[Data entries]
- - -

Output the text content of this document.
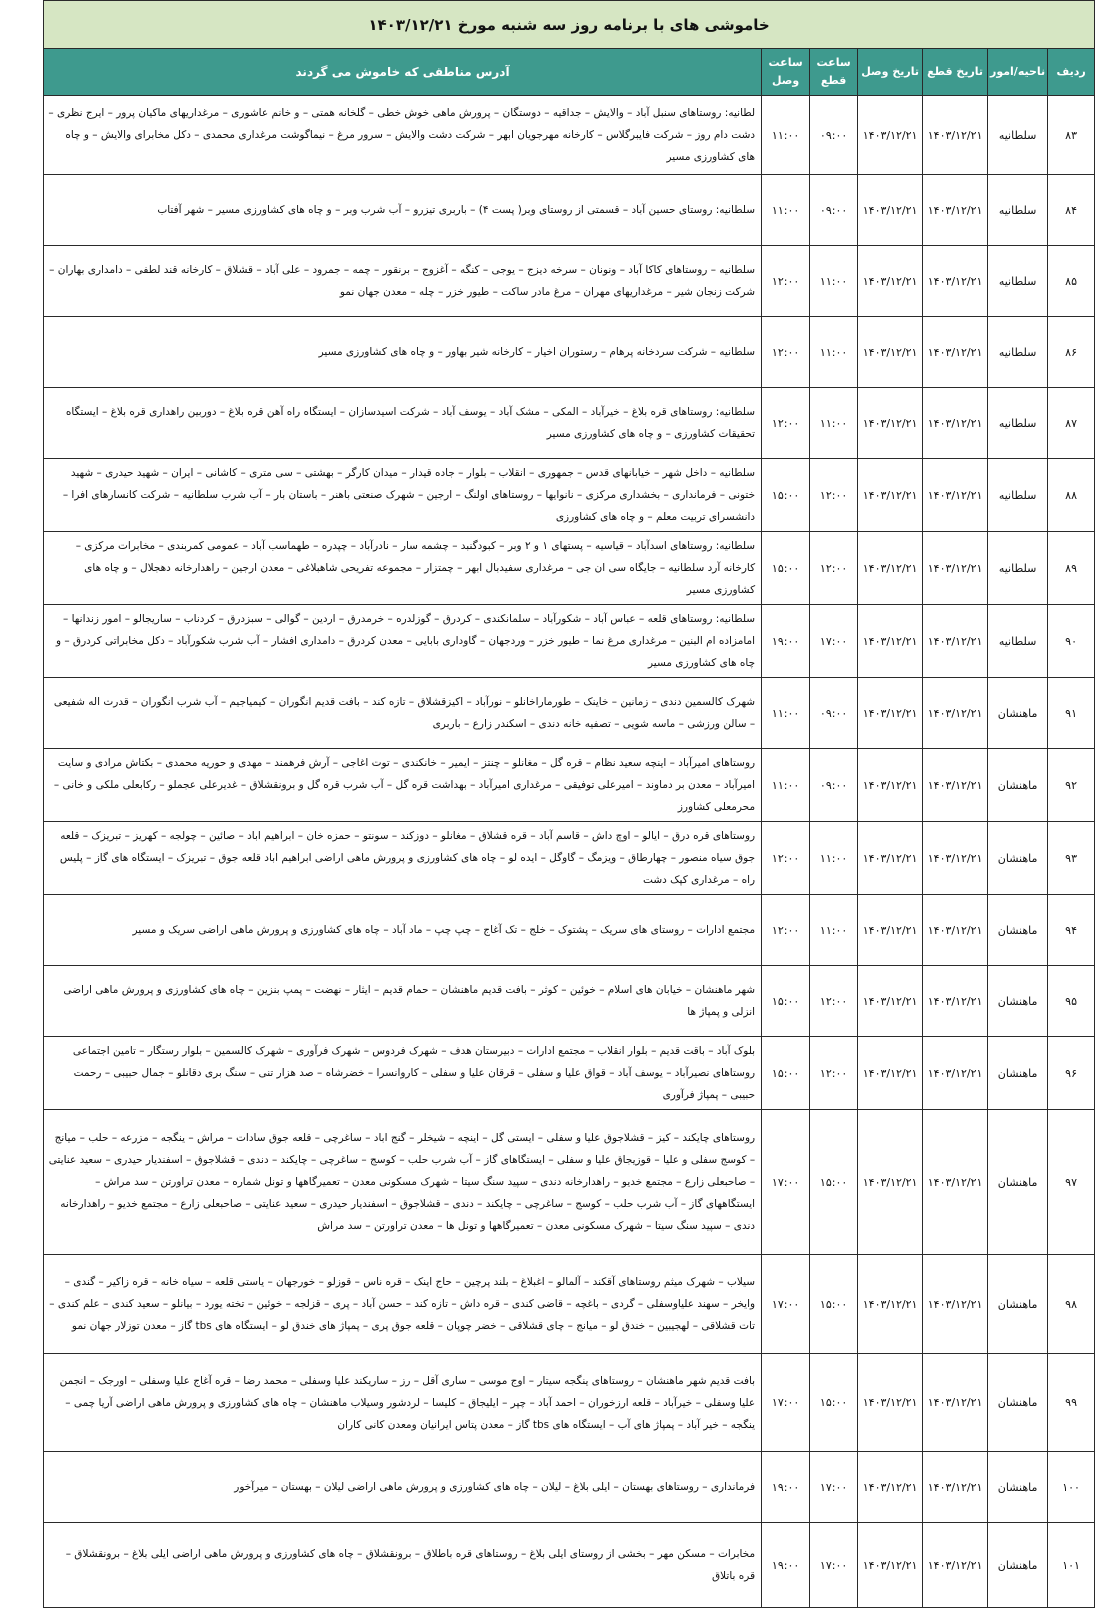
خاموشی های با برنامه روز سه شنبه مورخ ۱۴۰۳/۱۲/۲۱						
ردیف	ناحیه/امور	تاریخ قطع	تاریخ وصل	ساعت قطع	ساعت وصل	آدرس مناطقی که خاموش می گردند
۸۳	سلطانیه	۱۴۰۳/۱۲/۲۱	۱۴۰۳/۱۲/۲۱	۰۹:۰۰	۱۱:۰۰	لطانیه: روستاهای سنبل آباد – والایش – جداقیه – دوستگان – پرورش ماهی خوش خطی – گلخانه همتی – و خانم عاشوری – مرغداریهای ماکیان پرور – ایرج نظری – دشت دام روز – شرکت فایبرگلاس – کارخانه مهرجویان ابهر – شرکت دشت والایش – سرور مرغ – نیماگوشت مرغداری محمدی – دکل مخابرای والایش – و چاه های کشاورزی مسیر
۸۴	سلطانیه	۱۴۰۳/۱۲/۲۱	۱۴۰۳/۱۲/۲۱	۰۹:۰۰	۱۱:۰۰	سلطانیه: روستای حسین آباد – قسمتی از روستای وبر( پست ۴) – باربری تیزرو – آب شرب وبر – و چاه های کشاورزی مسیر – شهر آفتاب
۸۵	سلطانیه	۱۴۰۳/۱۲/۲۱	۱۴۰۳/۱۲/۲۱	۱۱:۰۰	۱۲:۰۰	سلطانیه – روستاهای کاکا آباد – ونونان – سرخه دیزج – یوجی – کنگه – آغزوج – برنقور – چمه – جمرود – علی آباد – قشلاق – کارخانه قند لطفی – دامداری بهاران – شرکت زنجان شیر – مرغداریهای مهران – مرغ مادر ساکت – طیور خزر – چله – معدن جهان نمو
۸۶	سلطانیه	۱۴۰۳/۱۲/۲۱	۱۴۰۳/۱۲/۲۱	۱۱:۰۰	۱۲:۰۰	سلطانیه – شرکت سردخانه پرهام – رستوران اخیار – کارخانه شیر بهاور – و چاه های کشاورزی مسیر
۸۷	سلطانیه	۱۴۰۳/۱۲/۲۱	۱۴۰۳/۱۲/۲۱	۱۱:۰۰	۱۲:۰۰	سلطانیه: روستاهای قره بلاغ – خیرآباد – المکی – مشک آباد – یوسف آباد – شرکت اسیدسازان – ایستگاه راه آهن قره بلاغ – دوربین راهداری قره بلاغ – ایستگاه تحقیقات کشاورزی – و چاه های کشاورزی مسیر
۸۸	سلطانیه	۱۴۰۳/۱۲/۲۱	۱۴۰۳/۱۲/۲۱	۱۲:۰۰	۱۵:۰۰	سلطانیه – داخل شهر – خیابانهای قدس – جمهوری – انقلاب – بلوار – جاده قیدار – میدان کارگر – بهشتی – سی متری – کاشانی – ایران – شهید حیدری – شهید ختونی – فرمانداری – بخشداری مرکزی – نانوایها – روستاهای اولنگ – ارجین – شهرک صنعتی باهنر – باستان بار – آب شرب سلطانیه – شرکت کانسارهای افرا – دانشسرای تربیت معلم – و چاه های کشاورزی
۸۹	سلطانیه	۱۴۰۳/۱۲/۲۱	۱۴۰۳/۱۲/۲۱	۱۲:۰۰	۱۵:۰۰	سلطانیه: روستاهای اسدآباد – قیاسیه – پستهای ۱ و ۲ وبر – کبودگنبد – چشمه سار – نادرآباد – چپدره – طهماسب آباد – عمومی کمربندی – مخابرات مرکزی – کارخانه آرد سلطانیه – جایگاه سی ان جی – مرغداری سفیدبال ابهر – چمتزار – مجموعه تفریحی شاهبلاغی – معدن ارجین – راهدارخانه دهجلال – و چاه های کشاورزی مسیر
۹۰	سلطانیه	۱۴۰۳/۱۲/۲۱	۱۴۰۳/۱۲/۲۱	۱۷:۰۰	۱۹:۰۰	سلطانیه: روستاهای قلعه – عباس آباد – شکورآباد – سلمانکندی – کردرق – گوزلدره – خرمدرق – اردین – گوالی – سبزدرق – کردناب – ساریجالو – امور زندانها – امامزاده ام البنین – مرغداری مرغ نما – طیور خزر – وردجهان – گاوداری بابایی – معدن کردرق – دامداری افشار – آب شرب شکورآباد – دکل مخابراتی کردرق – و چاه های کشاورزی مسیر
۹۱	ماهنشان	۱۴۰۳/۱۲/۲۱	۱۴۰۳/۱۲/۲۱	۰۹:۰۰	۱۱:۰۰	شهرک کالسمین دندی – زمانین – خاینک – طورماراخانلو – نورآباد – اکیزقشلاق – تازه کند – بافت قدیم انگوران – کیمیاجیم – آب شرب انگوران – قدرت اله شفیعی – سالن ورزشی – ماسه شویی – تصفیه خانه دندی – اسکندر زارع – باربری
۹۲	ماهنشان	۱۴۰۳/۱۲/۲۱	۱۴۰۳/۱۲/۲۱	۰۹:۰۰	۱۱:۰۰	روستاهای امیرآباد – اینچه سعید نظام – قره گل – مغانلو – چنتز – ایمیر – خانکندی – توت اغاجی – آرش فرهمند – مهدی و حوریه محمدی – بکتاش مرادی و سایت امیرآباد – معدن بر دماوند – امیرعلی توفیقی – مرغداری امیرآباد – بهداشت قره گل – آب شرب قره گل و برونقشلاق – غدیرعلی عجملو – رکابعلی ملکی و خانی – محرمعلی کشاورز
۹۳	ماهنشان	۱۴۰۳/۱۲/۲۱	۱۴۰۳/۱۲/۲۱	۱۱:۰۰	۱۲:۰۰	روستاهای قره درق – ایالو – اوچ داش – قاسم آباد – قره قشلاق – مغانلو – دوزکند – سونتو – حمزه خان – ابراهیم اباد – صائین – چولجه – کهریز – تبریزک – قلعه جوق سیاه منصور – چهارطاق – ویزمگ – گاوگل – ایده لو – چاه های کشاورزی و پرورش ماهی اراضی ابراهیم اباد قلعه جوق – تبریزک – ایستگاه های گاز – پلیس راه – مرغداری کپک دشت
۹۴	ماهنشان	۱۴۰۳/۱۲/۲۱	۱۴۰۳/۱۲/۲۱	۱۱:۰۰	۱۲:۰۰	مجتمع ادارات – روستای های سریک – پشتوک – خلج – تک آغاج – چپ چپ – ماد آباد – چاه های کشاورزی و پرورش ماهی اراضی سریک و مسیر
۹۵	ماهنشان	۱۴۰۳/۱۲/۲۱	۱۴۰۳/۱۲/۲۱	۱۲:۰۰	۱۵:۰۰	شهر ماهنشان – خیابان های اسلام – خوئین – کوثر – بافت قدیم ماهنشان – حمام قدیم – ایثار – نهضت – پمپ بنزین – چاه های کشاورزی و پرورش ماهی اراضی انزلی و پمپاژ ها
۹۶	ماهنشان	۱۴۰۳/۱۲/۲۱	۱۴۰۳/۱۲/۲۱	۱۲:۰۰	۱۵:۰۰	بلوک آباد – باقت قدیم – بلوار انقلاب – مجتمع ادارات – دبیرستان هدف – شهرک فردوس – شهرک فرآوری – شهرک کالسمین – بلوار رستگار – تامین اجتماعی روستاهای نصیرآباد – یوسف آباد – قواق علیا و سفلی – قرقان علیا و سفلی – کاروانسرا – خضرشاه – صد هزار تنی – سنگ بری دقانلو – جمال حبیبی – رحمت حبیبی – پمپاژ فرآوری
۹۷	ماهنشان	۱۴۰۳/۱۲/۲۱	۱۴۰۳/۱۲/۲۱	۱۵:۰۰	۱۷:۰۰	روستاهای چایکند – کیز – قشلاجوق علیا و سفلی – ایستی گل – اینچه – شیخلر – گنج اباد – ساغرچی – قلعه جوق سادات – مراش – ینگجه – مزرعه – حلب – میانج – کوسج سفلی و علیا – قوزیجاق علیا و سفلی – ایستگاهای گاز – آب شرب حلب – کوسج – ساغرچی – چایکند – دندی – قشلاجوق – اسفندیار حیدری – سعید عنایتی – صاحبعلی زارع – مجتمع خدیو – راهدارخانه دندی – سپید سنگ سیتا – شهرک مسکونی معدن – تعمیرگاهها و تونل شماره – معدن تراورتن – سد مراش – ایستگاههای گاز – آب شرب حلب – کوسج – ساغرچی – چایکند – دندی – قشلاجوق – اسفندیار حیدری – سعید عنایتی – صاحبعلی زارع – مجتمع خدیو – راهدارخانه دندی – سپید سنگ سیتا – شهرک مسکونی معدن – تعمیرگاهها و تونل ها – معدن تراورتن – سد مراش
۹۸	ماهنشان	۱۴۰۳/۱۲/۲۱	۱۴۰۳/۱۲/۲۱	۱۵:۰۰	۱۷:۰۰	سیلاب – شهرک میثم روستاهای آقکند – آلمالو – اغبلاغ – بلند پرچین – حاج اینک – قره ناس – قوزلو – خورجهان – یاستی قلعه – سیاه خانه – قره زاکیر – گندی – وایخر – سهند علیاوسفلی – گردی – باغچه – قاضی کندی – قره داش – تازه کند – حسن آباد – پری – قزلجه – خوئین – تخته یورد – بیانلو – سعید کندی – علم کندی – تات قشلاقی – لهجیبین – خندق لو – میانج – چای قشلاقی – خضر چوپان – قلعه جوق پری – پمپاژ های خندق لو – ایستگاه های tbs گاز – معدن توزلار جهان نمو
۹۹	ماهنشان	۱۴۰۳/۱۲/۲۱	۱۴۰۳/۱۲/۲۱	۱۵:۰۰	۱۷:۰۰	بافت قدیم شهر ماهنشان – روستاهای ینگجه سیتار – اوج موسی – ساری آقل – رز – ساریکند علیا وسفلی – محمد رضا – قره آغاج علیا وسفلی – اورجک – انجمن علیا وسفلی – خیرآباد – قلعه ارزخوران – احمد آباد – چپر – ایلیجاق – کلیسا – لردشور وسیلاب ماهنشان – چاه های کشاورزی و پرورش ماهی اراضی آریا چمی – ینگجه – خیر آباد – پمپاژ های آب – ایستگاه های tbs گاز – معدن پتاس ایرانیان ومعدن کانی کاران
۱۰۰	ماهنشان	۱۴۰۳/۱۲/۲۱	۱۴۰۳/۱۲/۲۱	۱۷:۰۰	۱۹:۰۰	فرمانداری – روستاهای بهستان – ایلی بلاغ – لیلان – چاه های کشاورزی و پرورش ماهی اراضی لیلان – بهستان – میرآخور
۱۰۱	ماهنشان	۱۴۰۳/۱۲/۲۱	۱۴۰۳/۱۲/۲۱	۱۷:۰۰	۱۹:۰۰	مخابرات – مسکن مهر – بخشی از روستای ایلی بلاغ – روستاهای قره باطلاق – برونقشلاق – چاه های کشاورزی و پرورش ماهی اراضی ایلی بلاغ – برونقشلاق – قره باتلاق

- - -

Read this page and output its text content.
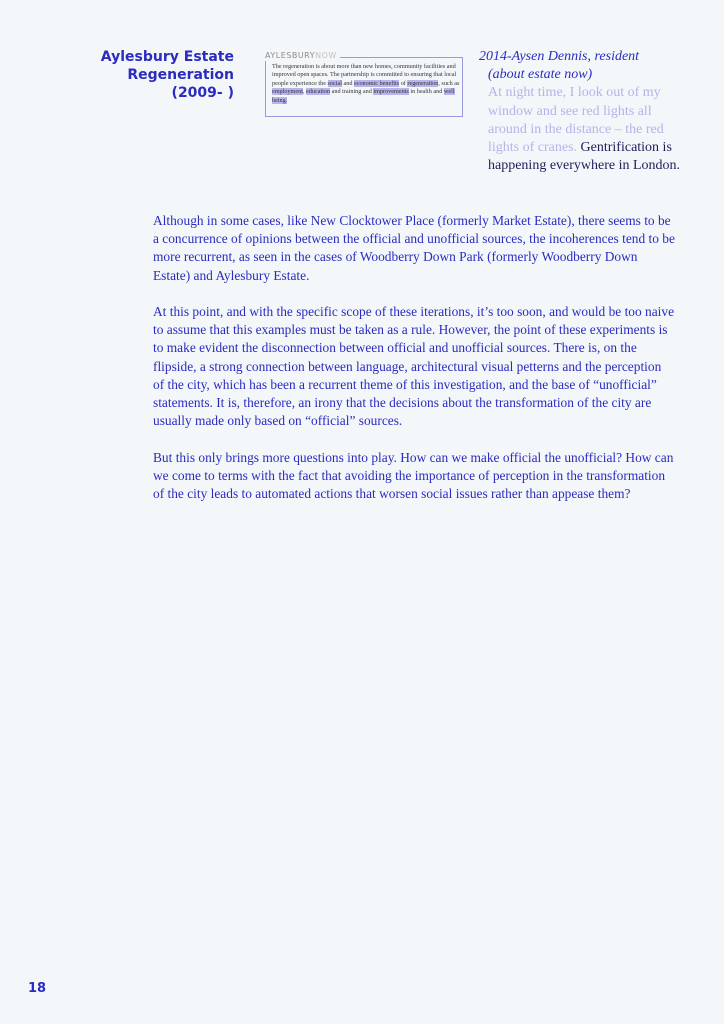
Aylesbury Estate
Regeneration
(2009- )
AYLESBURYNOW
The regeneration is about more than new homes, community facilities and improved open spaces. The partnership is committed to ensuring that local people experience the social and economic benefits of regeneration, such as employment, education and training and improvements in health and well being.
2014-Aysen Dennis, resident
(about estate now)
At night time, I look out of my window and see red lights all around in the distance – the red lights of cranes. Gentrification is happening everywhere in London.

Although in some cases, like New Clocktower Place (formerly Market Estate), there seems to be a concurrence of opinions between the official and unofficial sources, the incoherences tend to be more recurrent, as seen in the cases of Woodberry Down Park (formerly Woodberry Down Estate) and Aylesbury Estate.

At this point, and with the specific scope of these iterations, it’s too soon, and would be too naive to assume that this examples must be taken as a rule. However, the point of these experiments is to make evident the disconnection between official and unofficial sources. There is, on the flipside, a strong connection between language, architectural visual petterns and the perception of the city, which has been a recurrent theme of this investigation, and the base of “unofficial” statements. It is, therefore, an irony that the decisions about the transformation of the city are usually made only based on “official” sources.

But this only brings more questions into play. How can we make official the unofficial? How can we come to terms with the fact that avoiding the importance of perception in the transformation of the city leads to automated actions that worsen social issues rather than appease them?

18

- - -

● **Exercise goal**:
Look through the data above. Find each line with the string "زارع" and copy it.

● **Response**:
۹۱	ماهنشان	۱۴۰۳/۱۲/۲۱	۱۴۰۳/۱۲/۲۱	۰۹:۰۰	۱۱:۰۰	شهرک کالسمین دندی – زمانین – خاینک – طورماراخانلو – نورآباد – اکیزقشلاق – تازه کند – بافت قدیم انگوران – کیمیاجیم – آب شرب انگوران – قدرت اله شفیعی – سالن ورزشی – ماسه شویی – تصفیه خانه دندی – اسکندر زارع – باربری
۹۷	ماهنشان	۱۴۰۳/۱۲/۲۱	۱۴۰۳/۱۲/۲۱	۱۵:۰۰	۱۷:۰۰	روستاهای چایکند – کیز – قشلاجوق علیا و سفلی – ایستی گل – اینچه – شیخلر – گنج اباد – ساغرچی – قلعه جوق سادات – مراش – ینگجه – مزرعه – حلب – میانج – کوسج سفلی و علیا – قوزیجاق علیا و سفلی – ایستگاهای گاز – آب شرب حلب – کوسج – ساغرچی – چایکند – دندی – قشلاجوق – اسفندیار حیدری – سعید عنایتی – صاحبعلی زارع – مجتمع خدیو – راهدارخانه دندی – سپید سنگ سیتا – شهرک مسکونی معدن – تعمیرگاهها و تونل شماره – معدن تراورتن – سد مراش – ایستگاههای گاز – آب شرب حلب – کوسج – ساغرچی – چایکند – دندی – قشلاجوق – اسفندیار حیدری – سعید عنایتی – صاحبعلی زارع – مجتمع خدیو – راهدارخانه دندی – سپید سنگ سیتا – شهرک مسکونی معدن – تعمیرگاهها و تونل ها – معدن تراورتن – سد مراش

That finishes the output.